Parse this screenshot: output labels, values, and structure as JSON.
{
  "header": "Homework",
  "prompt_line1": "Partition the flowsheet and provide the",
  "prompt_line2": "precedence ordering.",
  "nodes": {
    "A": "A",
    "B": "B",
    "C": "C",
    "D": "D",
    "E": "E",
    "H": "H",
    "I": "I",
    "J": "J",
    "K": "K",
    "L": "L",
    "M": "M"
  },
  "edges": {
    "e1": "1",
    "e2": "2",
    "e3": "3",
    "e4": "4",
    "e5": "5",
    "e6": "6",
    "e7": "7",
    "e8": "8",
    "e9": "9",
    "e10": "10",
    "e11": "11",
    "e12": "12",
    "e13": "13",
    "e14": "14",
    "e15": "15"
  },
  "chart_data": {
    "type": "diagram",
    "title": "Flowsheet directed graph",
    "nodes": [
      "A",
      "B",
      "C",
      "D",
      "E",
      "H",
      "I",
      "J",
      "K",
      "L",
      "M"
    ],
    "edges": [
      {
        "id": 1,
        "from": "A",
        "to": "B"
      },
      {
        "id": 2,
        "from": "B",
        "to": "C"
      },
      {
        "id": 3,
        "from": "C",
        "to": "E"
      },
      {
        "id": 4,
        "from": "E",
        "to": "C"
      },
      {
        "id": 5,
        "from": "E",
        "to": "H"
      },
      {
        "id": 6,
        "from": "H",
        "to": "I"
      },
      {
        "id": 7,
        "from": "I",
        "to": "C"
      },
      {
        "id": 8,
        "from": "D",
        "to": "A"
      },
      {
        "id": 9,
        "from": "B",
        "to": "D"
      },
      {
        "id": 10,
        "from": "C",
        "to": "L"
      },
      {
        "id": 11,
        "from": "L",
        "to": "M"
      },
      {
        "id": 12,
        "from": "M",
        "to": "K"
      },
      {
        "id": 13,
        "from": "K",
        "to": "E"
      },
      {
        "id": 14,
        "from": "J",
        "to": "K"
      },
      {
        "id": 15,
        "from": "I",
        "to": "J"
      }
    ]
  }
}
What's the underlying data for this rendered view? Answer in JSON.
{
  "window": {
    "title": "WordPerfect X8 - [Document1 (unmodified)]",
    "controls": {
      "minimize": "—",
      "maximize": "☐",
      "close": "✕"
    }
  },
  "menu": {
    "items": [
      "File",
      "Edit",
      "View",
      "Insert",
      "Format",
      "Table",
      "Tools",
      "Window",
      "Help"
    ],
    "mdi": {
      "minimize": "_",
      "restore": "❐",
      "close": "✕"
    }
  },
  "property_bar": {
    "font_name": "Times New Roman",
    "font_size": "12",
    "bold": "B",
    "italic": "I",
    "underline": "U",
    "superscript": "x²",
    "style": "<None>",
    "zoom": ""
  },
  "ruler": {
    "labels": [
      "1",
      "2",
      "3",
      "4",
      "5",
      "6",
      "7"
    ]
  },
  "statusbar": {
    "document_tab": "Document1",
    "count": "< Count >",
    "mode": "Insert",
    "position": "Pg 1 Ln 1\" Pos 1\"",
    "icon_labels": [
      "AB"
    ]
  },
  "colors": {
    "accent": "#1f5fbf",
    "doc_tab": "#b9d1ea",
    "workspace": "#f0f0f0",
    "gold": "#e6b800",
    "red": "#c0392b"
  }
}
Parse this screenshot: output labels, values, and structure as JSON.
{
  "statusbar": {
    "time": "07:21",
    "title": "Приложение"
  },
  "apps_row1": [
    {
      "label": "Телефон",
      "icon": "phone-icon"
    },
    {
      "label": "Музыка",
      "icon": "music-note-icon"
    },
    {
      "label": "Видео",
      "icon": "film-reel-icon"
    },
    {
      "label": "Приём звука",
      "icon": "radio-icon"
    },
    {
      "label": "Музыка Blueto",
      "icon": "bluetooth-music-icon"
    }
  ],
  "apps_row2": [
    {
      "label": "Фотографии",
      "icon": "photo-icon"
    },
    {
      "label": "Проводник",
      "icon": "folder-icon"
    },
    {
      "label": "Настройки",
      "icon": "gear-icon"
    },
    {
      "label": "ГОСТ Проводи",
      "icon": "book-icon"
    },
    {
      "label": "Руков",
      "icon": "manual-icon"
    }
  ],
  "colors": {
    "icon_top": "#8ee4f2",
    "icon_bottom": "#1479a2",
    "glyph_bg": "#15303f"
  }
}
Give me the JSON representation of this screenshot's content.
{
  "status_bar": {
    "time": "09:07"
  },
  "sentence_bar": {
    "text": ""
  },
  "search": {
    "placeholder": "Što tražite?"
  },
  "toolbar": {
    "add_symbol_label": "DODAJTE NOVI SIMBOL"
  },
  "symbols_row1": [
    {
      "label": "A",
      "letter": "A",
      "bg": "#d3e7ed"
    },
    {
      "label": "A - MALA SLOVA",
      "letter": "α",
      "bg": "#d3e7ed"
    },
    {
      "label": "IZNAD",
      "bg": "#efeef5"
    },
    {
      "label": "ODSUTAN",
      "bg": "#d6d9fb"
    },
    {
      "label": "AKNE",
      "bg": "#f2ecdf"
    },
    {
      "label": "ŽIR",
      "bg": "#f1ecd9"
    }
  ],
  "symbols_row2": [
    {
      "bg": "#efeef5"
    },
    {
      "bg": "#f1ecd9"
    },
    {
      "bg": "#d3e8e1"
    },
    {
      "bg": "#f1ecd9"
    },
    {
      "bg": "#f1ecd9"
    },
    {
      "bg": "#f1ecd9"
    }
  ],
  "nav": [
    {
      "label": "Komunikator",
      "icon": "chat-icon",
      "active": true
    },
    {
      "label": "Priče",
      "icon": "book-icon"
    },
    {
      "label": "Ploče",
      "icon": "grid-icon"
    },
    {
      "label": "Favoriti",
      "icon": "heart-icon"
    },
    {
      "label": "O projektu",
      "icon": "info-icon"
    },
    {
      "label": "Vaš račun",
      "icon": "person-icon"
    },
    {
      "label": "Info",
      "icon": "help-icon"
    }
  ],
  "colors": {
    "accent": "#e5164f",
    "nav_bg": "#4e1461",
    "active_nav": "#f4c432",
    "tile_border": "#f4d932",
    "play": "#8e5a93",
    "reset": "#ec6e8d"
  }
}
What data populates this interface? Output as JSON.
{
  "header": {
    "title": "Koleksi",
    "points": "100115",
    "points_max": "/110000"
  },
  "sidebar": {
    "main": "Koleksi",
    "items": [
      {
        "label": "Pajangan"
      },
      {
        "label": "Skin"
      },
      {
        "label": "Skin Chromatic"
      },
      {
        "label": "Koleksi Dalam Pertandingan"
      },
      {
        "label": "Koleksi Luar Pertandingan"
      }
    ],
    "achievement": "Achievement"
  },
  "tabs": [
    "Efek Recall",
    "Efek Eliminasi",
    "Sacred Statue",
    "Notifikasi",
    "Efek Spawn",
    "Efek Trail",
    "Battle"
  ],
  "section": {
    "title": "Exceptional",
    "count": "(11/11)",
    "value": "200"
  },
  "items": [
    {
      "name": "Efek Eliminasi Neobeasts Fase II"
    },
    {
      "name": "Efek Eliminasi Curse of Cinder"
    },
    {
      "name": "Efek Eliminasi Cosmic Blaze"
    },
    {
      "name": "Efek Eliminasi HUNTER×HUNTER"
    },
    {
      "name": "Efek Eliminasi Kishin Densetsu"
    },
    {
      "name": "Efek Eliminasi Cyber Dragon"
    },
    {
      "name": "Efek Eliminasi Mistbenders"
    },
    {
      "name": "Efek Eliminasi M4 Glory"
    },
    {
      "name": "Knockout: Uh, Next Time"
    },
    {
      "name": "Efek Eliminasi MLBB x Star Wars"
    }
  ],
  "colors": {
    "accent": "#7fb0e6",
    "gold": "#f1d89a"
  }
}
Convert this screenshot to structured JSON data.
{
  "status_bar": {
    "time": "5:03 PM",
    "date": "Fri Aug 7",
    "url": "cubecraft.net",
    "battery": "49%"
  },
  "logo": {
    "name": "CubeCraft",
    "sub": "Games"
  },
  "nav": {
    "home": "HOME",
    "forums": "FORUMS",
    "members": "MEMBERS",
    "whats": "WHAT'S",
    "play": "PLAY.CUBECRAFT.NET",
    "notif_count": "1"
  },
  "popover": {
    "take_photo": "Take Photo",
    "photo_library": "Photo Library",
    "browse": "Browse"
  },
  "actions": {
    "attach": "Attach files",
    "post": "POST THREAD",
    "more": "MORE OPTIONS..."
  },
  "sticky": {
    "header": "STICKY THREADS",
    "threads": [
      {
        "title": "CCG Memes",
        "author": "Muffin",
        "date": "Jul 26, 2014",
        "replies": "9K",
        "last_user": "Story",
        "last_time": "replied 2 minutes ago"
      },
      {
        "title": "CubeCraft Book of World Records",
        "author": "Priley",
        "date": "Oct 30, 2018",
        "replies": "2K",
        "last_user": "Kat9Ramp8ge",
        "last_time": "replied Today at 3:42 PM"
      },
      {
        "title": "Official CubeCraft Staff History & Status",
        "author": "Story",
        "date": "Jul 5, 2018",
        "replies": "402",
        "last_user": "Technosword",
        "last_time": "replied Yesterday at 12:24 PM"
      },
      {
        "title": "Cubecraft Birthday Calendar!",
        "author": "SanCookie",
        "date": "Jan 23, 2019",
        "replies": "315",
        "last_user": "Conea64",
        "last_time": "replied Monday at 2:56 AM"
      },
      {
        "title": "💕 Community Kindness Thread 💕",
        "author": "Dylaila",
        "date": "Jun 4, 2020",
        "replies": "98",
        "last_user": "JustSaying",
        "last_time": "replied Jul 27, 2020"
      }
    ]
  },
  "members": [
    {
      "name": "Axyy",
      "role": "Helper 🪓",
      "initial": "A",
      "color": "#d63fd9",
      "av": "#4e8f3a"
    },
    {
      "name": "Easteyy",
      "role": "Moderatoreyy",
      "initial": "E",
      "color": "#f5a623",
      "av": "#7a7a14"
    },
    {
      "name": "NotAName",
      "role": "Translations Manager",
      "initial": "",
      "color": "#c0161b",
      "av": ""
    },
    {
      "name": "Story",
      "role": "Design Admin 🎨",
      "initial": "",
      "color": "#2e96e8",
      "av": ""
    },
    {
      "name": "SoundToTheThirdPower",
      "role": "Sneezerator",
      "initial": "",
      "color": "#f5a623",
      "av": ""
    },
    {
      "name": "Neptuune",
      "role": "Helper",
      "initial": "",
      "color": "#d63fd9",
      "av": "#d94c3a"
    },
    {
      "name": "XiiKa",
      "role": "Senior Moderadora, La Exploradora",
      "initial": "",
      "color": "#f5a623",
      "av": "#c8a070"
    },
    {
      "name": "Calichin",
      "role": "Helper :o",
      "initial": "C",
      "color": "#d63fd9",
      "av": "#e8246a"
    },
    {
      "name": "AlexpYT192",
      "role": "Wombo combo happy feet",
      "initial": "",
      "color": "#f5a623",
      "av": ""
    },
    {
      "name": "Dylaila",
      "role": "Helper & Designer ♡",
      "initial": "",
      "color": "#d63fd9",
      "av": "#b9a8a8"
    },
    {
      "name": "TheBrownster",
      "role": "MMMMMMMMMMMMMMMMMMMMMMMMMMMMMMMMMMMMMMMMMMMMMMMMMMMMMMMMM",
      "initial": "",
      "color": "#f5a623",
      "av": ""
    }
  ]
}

• _Your goal_
Return each line with "this".

• _Solution_
Parse this screenshot: output labels, values, and structure as JSON.
What's the underlying data for this rendered view? Answer in JSON.
Parse this screenshot: output labels, values, and structure as JSON.
Give me the JSON representation of this screenshot's content.
What data populates this interface? Output as JSON.
Convert this screenshot to structured JSON data.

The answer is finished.